Extract the lines of the listing from the line with "Bar: [129, 61, 130, 243]" to the line with "Bar: [383, 37, 385, 243]", both included, and reproduce them without any change.

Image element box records
****
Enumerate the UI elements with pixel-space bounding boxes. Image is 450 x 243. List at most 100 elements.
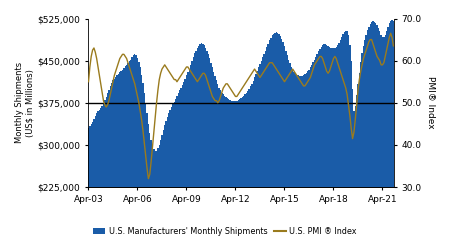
Bar: [129, 61, 130, 243]
Bar: [168, 113, 170, 243]
Bar: [376, 25, 378, 243]
Bar: [189, 69, 190, 243]
Bar: [119, 72, 121, 243]
Bar: [371, 22, 372, 243]
Bar: [101, 106, 103, 243]
Bar: [150, 140, 152, 243]
Bar: [96, 113, 97, 243]
Bar: [277, 33, 279, 243]
Bar: [303, 75, 304, 243]
Bar: [160, 140, 161, 243]
Bar: [186, 75, 187, 243]
Bar: [230, 100, 231, 243]
Bar: [258, 67, 259, 243]
Bar: [171, 107, 172, 243]
Bar: [104, 100, 105, 243]
Bar: [300, 76, 302, 243]
Bar: [379, 31, 380, 243]
Bar: [103, 103, 104, 243]
Bar: [280, 36, 281, 243]
Bar: [291, 67, 292, 243]
Bar: [274, 33, 276, 243]
Bar: [118, 74, 119, 243]
Bar: [199, 44, 201, 243]
Bar: [353, 111, 355, 243]
Bar: [213, 72, 214, 243]
Bar: [293, 72, 295, 243]
Bar: [206, 51, 207, 243]
Bar: [287, 55, 288, 243]
Bar: [130, 60, 131, 243]
Y-axis label: Monthly Shipments
(US$ in Millions): Monthly Shipments (US$ in Millions): [15, 62, 34, 143]
Bar: [363, 46, 364, 243]
Bar: [314, 60, 315, 243]
Y-axis label: PMI® Index: PMI® Index: [426, 77, 435, 129]
Bar: [271, 35, 273, 243]
Bar: [178, 93, 179, 243]
Bar: [216, 80, 217, 243]
Bar: [327, 46, 329, 243]
Bar: [217, 84, 219, 243]
Bar: [228, 99, 230, 243]
Bar: [382, 37, 383, 243]
Bar: [326, 45, 327, 243]
Bar: [306, 73, 307, 243]
Bar: [172, 104, 174, 243]
Bar: [315, 57, 316, 243]
Bar: [227, 98, 228, 243]
Bar: [110, 87, 111, 243]
Bar: [265, 51, 266, 243]
Bar: [383, 37, 385, 243]
Bar: [346, 31, 348, 243]
Bar: [332, 48, 333, 243]
Bar: [127, 63, 129, 243]
Bar: [123, 68, 125, 243]
Bar: [337, 45, 338, 243]
Bar: [318, 51, 319, 243]
Bar: [138, 62, 140, 243]
Bar: [255, 74, 256, 243]
Bar: [262, 57, 263, 243]
Bar: [195, 51, 197, 243]
Bar: [297, 75, 299, 243]
Bar: [342, 34, 344, 243]
Bar: [197, 48, 198, 243]
Bar: [355, 106, 356, 243]
Bar: [239, 99, 240, 243]
Bar: [180, 88, 182, 243]
Bar: [261, 61, 262, 243]
Bar: [145, 103, 146, 243]
Bar: [256, 71, 258, 243]
Bar: [378, 28, 379, 243]
Bar: [367, 30, 368, 243]
Bar: [316, 54, 318, 243]
Bar: [203, 45, 205, 243]
Bar: [312, 62, 314, 243]
Bar: [88, 128, 89, 243]
Bar: [225, 97, 227, 243]
Bar: [351, 61, 352, 243]
Bar: [112, 80, 114, 243]
Bar: [276, 32, 277, 243]
Bar: [99, 110, 100, 243]
Bar: [248, 89, 250, 243]
Bar: [330, 48, 332, 243]
Bar: [105, 97, 107, 243]
Bar: [152, 146, 153, 243]
Bar: [349, 45, 351, 243]
Bar: [323, 44, 324, 243]
Bar: [135, 55, 137, 243]
Bar: [133, 55, 134, 243]
Bar: [341, 37, 342, 243]
Bar: [137, 58, 138, 243]
Bar: [93, 119, 94, 243]
Bar: [122, 70, 123, 243]
Bar: [149, 133, 150, 243]
Bar: [336, 47, 337, 243]
Bar: [369, 24, 371, 243]
Bar: [144, 93, 145, 243]
Bar: [322, 45, 323, 243]
Bar: [187, 72, 189, 243]
Bar: [304, 74, 306, 243]
Bar: [240, 98, 242, 243]
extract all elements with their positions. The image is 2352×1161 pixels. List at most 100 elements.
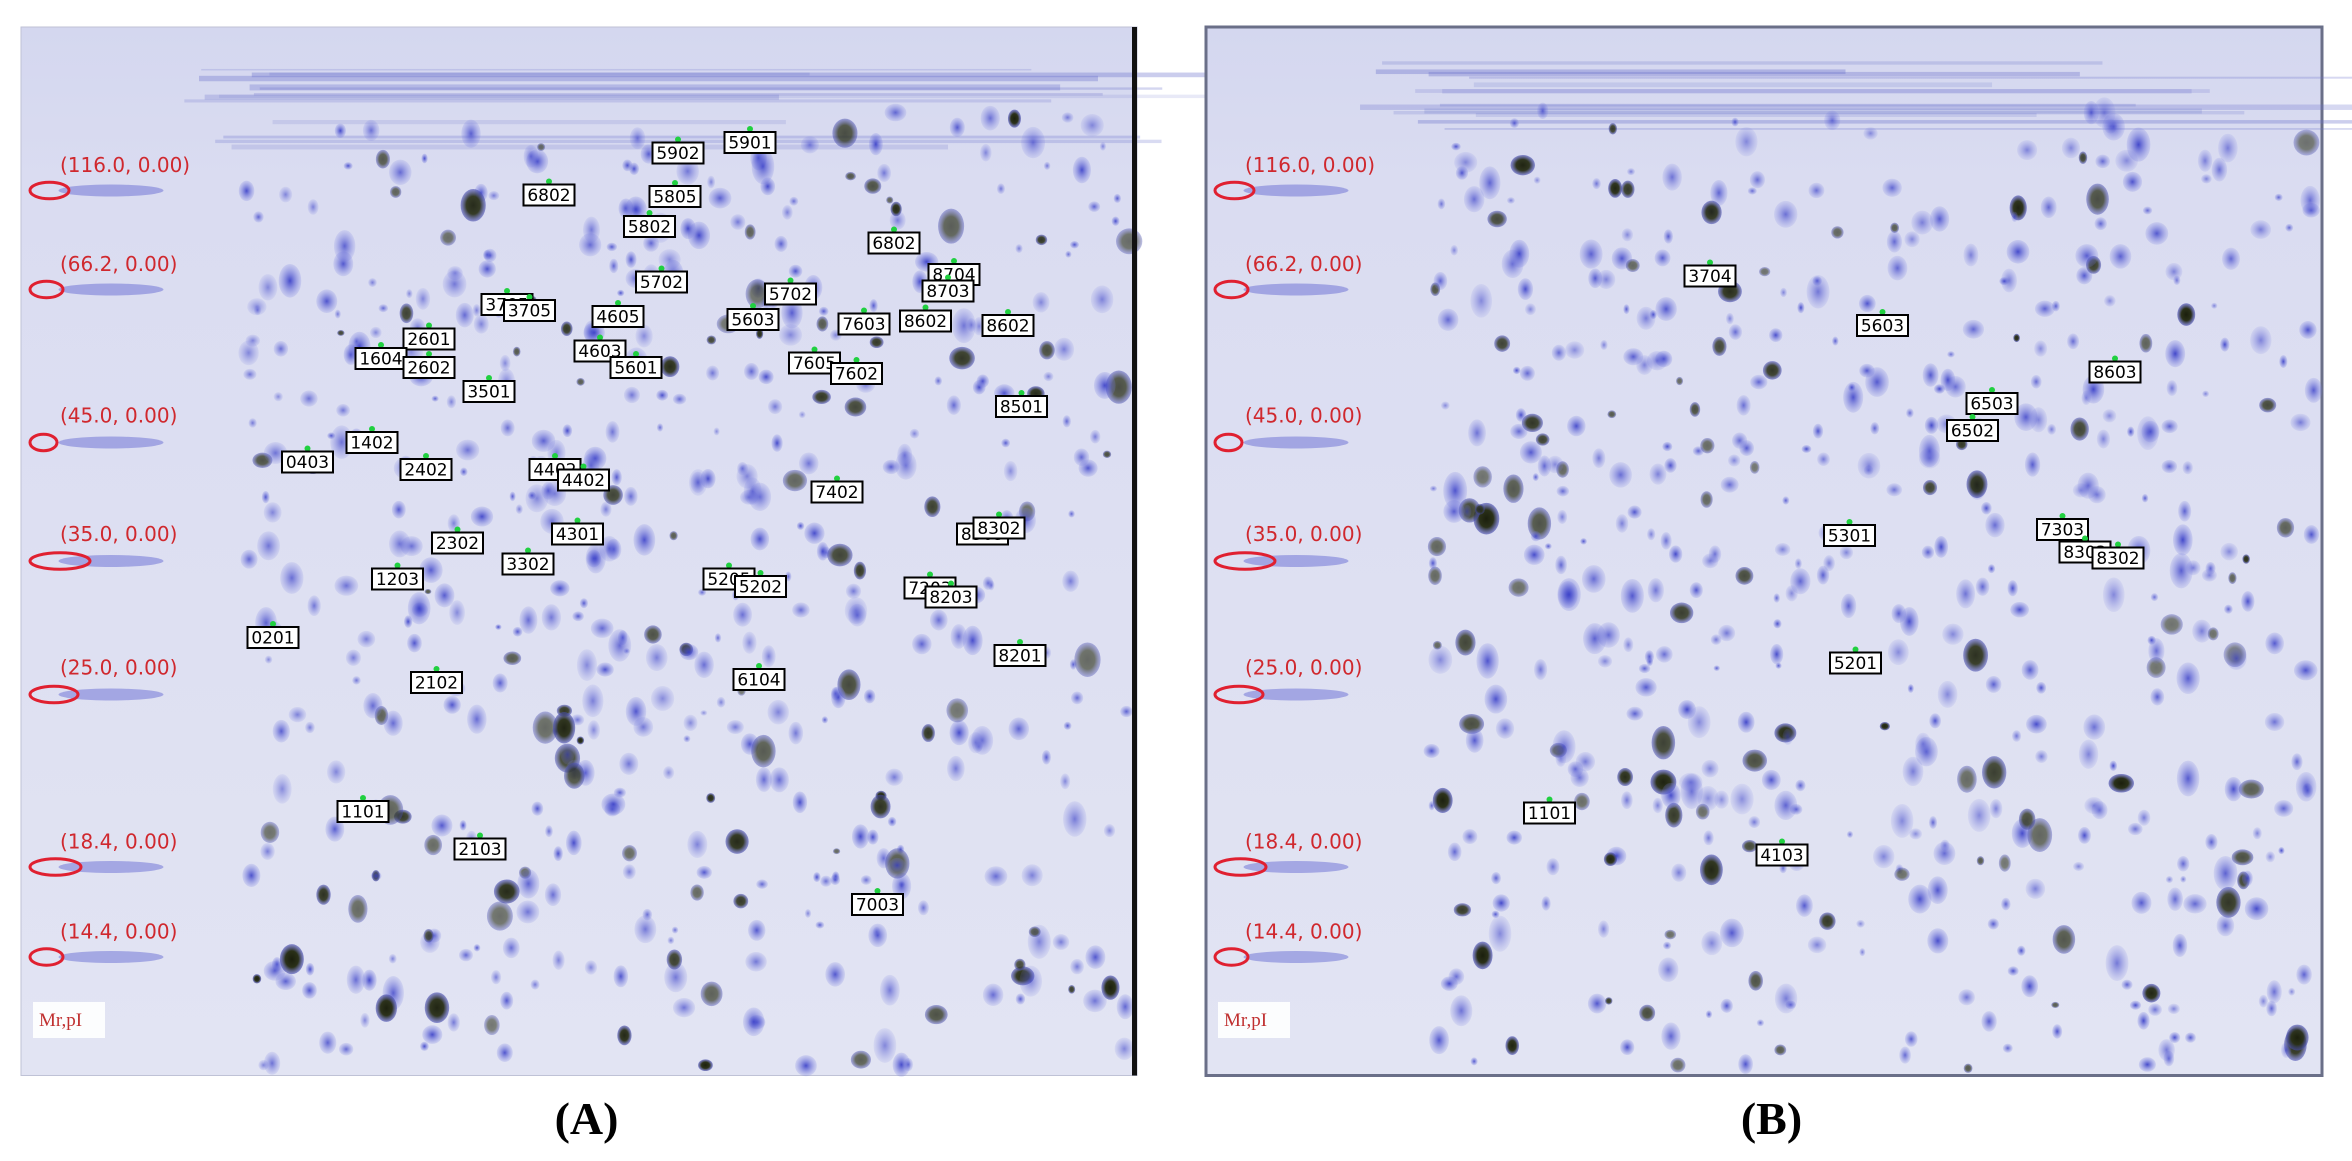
marker-label: (14.4, 0.00) bbox=[60, 920, 177, 944]
gel-spot bbox=[305, 962, 315, 976]
gel-spot bbox=[1476, 643, 1499, 679]
gel-spot bbox=[816, 542, 829, 561]
gel-spot bbox=[1007, 109, 1021, 128]
gel-spot bbox=[1718, 624, 1736, 642]
gel-spot bbox=[446, 395, 457, 409]
gel-spot bbox=[257, 531, 280, 561]
gel-spot bbox=[1918, 447, 1941, 469]
gel-spot bbox=[601, 793, 626, 816]
gel-spot bbox=[516, 900, 540, 924]
gel-spot bbox=[744, 224, 756, 240]
gel-spot bbox=[500, 991, 514, 1010]
gel-spot bbox=[1429, 485, 1438, 492]
gel-spot bbox=[449, 600, 465, 625]
marker-band bbox=[58, 951, 164, 963]
gel-spot bbox=[333, 230, 356, 262]
spot-box bbox=[899, 309, 952, 333]
gel-streak bbox=[1428, 71, 2080, 77]
panel-edge bbox=[1132, 27, 1137, 1076]
gel-spot bbox=[2104, 295, 2116, 307]
marker-label: (116.0, 0.00) bbox=[60, 153, 190, 177]
gel-spot bbox=[1958, 989, 1975, 1006]
gel-spot bbox=[473, 944, 481, 952]
spot-box bbox=[993, 644, 1047, 667]
gel-spot bbox=[459, 467, 468, 477]
gel-spot bbox=[827, 543, 853, 567]
gel-spot bbox=[1623, 304, 1630, 315]
spot-box bbox=[1965, 392, 2019, 415]
gel-spot bbox=[1863, 127, 1878, 140]
gel-spot bbox=[1676, 376, 1684, 386]
gel-spot bbox=[2129, 1000, 2142, 1010]
gel-spot bbox=[1911, 210, 1934, 235]
gel-spot bbox=[742, 631, 757, 654]
gel-streak bbox=[1475, 112, 2037, 118]
spot-box bbox=[867, 231, 921, 255]
gel-spot bbox=[624, 486, 638, 506]
marker-label: (25.0, 0.00) bbox=[60, 656, 177, 680]
gel-spot bbox=[467, 704, 487, 734]
gel-spot bbox=[370, 326, 382, 339]
spot-label: 2103 bbox=[458, 840, 501, 860]
spot-dot bbox=[394, 562, 401, 569]
marker-band bbox=[1243, 951, 1349, 963]
gel-spot bbox=[1537, 102, 1549, 119]
spot-label: 8501 bbox=[1000, 397, 1043, 417]
gel-spot bbox=[1887, 639, 1909, 666]
gel-spot bbox=[1043, 161, 1051, 170]
gel-spot bbox=[1655, 297, 1677, 321]
gel-spot bbox=[2035, 750, 2048, 763]
gel-spot bbox=[512, 626, 523, 637]
gel-spot bbox=[750, 527, 770, 551]
gel-spot bbox=[2145, 222, 2169, 245]
gel-spot bbox=[2220, 542, 2238, 561]
gel-spot bbox=[424, 992, 450, 1024]
gel-spot bbox=[1780, 287, 1787, 298]
gel-spot bbox=[1074, 642, 1101, 677]
gel-spot bbox=[2011, 730, 2022, 742]
gel-spot bbox=[669, 531, 678, 541]
gel-spot bbox=[357, 630, 376, 648]
gel-spot bbox=[2138, 1057, 2156, 1072]
gel-spot bbox=[582, 216, 600, 243]
gel-spot bbox=[1655, 646, 1673, 663]
gel-spot bbox=[946, 698, 969, 723]
spot-dot bbox=[1989, 387, 1995, 393]
gel-spot bbox=[798, 452, 819, 475]
gel-spot bbox=[530, 979, 540, 990]
gel-spot bbox=[1929, 713, 1942, 729]
gel-spot bbox=[442, 270, 467, 298]
gel-spot bbox=[650, 685, 675, 711]
gel-spot bbox=[714, 633, 722, 643]
spot-dot bbox=[675, 136, 681, 143]
gel-spot bbox=[1432, 787, 1453, 813]
gel-streak bbox=[1469, 76, 2352, 79]
spot-dot bbox=[433, 666, 440, 672]
marker-ring bbox=[28, 947, 65, 967]
spot-box bbox=[921, 279, 975, 303]
gel-spot bbox=[419, 557, 443, 583]
gel-spot bbox=[2276, 518, 2295, 538]
gel-spot bbox=[2141, 420, 2160, 443]
marker-label: (66.2, 0.00) bbox=[60, 252, 177, 276]
gel-spot bbox=[1940, 368, 1956, 392]
gel-spot bbox=[774, 235, 788, 252]
gel-spot bbox=[949, 117, 965, 138]
gel-spot bbox=[443, 695, 461, 714]
gel-spot bbox=[338, 1042, 354, 1056]
gel-spot bbox=[1428, 645, 1453, 674]
gel-spot bbox=[1801, 445, 1812, 453]
gel-spot bbox=[1773, 619, 1782, 629]
gel-streak bbox=[1473, 82, 1993, 88]
gel-spot bbox=[779, 324, 803, 346]
gel-spot bbox=[1957, 765, 1977, 793]
gel-spot bbox=[708, 187, 732, 209]
gel-spot bbox=[1649, 310, 1657, 320]
gel-spot bbox=[929, 609, 948, 631]
gel-spot bbox=[1473, 466, 1492, 488]
gel-spot bbox=[1967, 798, 1991, 832]
gel-spot bbox=[263, 1051, 281, 1075]
gel-spot bbox=[2109, 244, 2132, 269]
gel-spot bbox=[2002, 1043, 2013, 1053]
****
Answer to the problem:
Bar: [129, 61, 130, 243]
Bar: [168, 113, 170, 243]
Bar: [376, 25, 378, 243]
Bar: [189, 69, 190, 243]
Bar: [119, 72, 121, 243]
Bar: [371, 22, 372, 243]
Bar: [101, 106, 103, 243]
Bar: [150, 140, 152, 243]
Bar: [96, 113, 97, 243]
Bar: [277, 33, 279, 243]
Bar: [303, 75, 304, 243]
Bar: [160, 140, 161, 243]
Bar: [186, 75, 187, 243]
Bar: [230, 100, 231, 243]
Bar: [258, 67, 259, 243]
Bar: [171, 107, 172, 243]
Bar: [104, 100, 105, 243]
Bar: [300, 76, 302, 243]
Bar: [379, 31, 380, 243]
Bar: [103, 103, 104, 243]
Bar: [280, 36, 281, 243]
Bar: [291, 67, 292, 243]
Bar: [274, 33, 276, 243]
Bar: [118, 74, 119, 243]
Bar: [199, 44, 201, 243]
Bar: [353, 111, 355, 243]
Bar: [213, 72, 214, 243]
Bar: [293, 72, 295, 243]
Bar: [206, 51, 207, 243]
Bar: [287, 55, 288, 243]
Bar: [130, 60, 131, 243]
Y-axis label: Monthly Shipments
(US$ in Millions): Monthly Shipments (US$ in Millions): [15, 62, 34, 143]
Bar: [363, 46, 364, 243]
Bar: [314, 60, 315, 243]
Y-axis label: PMI® Index: PMI® Index: [426, 77, 435, 129]
Bar: [271, 35, 273, 243]
Bar: [178, 93, 179, 243]
Bar: [216, 80, 217, 243]
Bar: [327, 46, 329, 243]
Bar: [217, 84, 219, 243]
Bar: [228, 99, 230, 243]
Bar: [382, 37, 383, 243]
Bar: [326, 45, 327, 243]
Bar: [306, 73, 307, 243]
Bar: [172, 104, 174, 243]
Bar: [315, 57, 316, 243]
Bar: [227, 98, 228, 243]
Bar: [110, 87, 111, 243]
Bar: [265, 51, 266, 243]
Bar: [383, 37, 385, 243]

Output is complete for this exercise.